EXERCISE >> Retype the listing that follows, word for word.
─── MATERIAL FOR THIS TASK
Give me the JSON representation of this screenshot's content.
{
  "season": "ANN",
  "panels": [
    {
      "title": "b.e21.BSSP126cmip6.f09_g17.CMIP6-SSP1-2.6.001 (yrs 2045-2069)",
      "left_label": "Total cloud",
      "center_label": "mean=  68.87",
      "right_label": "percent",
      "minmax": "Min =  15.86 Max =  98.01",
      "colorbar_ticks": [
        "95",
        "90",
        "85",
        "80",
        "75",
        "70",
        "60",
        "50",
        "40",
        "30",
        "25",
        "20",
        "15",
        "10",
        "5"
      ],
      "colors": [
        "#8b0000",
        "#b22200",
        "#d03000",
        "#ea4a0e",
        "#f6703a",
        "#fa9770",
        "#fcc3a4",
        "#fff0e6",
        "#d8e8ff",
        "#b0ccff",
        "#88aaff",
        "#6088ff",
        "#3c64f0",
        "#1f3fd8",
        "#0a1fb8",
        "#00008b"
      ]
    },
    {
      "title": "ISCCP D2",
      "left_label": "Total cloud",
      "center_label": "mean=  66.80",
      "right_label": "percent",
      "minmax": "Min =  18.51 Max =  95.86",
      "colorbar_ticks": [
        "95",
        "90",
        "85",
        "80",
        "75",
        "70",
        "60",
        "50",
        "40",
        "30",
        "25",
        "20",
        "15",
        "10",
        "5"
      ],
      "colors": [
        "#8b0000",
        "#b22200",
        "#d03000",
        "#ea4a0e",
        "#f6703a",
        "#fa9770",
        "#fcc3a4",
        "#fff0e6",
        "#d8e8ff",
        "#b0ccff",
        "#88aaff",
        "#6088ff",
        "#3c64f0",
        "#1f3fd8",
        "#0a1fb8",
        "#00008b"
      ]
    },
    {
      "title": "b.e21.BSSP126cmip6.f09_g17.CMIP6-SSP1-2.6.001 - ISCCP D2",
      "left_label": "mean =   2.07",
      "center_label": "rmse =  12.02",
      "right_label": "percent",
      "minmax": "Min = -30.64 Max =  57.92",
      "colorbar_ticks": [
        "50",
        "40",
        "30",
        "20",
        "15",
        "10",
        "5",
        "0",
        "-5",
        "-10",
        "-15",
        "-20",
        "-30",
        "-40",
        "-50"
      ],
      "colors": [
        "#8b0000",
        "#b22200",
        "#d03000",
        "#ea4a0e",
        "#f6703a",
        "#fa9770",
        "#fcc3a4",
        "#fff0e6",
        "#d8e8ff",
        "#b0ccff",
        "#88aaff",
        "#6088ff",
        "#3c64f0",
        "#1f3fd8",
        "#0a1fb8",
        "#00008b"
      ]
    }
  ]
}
──────
OUTPUT BELOW >>
Give me the JSON representation of this screenshot's content.
{
  "season": "ANN",
  "panels": [
    {
      "title": "b.e21.BSSP126cmip6.f09_g17.CMIP6-SSP1-2.6.001 (yrs 2045-2069)",
      "left_label": "Total cloud",
      "center_label": "mean=  68.87",
      "right_label": "percent",
      "minmax": "Min =  15.86 Max =  98.01",
      "colorbar_ticks": [
        "95",
        "90",
        "85",
        "80",
        "75",
        "70",
        "60",
        "50",
        "40",
        "30",
        "25",
        "20",
        "15",
        "10",
        "5"
      ],
      "colors": [
        "#8b0000",
        "#b22200",
        "#d03000",
        "#ea4a0e",
        "#f6703a",
        "#fa9770",
        "#fcc3a4",
        "#fff0e6",
        "#d8e8ff",
        "#b0ccff",
        "#88aaff",
        "#6088ff",
        "#3c64f0",
        "#1f3fd8",
        "#0a1fb8",
        "#00008b"
      ]
    },
    {
      "title": "ISCCP D2",
      "left_label": "Total cloud",
      "center_label": "mean=  66.80",
      "right_label": "percent",
      "minmax": "Min =  18.51 Max =  95.86",
      "colorbar_ticks": [
        "95",
        "90",
        "85",
        "80",
        "75",
        "70",
        "60",
        "50",
        "40",
        "30",
        "25",
        "20",
        "15",
        "10",
        "5"
      ],
      "colors": [
        "#8b0000",
        "#b22200",
        "#d03000",
        "#ea4a0e",
        "#f6703a",
        "#fa9770",
        "#fcc3a4",
        "#fff0e6",
        "#d8e8ff",
        "#b0ccff",
        "#88aaff",
        "#6088ff",
        "#3c64f0",
        "#1f3fd8",
        "#0a1fb8",
        "#00008b"
      ]
    },
    {
      "title": "b.e21.BSSP126cmip6.f09_g17.CMIP6-SSP1-2.6.001 - ISCCP D2",
      "left_label": "mean =   2.07",
      "center_label": "rmse =  12.02",
      "right_label": "percent",
      "minmax": "Min = -30.64 Max =  57.92",
      "colorbar_ticks": [
        "50",
        "40",
        "30",
        "20",
        "15",
        "10",
        "5",
        "0",
        "-5",
        "-10",
        "-15",
        "-20",
        "-30",
        "-40",
        "-50"
      ],
      "colors": [
        "#8b0000",
        "#b22200",
        "#d03000",
        "#ea4a0e",
        "#f6703a",
        "#fa9770",
        "#fcc3a4",
        "#fff0e6",
        "#d8e8ff",
        "#b0ccff",
        "#88aaff",
        "#6088ff",
        "#3c64f0",
        "#1f3fd8",
        "#0a1fb8",
        "#00008b"
      ]
    }
  ]
}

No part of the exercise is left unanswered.